Filter the entries that follow, copying every line in which the word "Device" appears.

(Dataset excerpts)
-- START --

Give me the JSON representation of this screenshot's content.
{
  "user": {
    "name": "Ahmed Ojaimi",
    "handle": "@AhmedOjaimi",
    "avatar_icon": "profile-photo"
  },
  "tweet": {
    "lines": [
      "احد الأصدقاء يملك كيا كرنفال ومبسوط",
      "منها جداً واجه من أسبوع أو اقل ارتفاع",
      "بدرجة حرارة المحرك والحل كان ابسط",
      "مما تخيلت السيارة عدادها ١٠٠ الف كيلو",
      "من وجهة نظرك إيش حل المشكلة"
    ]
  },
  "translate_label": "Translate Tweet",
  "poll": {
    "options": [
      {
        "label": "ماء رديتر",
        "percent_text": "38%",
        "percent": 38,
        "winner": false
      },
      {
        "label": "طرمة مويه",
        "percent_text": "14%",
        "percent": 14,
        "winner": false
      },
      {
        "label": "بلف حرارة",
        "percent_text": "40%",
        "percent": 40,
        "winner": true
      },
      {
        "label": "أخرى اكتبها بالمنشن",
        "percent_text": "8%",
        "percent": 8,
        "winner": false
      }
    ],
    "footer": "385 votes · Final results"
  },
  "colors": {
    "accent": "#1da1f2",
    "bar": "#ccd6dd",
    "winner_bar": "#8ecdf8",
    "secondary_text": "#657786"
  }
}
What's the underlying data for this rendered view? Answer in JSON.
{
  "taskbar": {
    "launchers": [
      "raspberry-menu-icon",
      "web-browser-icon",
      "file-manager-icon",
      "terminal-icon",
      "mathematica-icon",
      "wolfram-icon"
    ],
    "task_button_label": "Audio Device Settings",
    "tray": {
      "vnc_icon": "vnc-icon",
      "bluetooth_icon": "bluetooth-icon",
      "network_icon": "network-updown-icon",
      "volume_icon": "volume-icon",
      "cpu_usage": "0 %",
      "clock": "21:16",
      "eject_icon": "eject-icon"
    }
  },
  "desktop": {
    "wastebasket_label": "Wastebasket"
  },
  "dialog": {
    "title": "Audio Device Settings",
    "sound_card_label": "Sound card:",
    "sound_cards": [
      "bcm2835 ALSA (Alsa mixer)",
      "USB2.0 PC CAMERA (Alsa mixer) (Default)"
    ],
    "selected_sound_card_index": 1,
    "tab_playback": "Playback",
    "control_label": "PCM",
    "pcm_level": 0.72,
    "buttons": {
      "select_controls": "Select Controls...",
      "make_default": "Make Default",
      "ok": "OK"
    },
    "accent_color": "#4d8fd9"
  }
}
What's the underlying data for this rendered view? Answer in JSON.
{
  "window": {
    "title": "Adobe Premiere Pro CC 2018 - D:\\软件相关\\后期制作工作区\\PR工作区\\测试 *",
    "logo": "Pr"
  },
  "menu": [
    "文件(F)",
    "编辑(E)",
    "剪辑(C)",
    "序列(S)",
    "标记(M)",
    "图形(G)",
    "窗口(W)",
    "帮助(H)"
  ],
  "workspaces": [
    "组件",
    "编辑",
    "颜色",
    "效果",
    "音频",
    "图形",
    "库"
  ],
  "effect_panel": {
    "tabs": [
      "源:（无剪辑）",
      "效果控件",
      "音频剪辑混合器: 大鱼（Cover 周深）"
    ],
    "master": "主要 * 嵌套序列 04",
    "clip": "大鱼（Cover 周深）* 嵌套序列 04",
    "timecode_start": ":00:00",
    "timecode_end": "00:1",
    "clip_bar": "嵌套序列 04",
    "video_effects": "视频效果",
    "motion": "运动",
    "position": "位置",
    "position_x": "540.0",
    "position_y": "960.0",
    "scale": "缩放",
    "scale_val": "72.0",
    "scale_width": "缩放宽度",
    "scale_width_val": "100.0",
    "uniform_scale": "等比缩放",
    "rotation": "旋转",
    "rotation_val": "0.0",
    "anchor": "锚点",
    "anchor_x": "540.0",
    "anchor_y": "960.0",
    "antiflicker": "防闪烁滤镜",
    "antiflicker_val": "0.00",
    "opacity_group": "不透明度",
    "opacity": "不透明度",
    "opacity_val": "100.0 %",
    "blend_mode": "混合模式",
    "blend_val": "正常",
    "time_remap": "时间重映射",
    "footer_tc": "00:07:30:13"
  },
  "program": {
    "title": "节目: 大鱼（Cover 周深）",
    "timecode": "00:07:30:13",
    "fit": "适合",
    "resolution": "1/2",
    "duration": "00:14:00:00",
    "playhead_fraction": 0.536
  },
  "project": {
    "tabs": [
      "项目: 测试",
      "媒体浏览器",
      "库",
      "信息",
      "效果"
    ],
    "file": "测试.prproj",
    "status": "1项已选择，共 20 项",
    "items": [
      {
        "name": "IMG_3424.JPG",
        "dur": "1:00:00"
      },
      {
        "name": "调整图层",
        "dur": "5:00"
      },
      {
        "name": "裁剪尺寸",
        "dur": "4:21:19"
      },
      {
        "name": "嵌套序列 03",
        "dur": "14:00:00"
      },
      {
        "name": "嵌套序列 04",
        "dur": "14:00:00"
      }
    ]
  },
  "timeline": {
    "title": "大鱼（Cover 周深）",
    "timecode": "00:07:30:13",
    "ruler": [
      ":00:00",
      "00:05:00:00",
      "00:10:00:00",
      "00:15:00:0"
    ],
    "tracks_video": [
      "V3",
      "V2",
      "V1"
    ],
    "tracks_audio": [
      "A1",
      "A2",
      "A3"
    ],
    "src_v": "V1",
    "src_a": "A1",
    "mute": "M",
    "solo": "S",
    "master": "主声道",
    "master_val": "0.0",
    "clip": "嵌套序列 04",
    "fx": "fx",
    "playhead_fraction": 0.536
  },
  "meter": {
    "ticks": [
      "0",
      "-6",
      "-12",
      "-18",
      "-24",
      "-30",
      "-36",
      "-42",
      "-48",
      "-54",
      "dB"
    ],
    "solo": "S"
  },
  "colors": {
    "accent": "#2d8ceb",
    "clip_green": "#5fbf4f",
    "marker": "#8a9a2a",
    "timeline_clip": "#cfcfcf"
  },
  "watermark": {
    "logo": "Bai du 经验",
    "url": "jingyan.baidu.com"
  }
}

-- END --

• **Response to the task**:
    "task_button_label": "Audio Device Settings",
    "title": "Audio Device Settings",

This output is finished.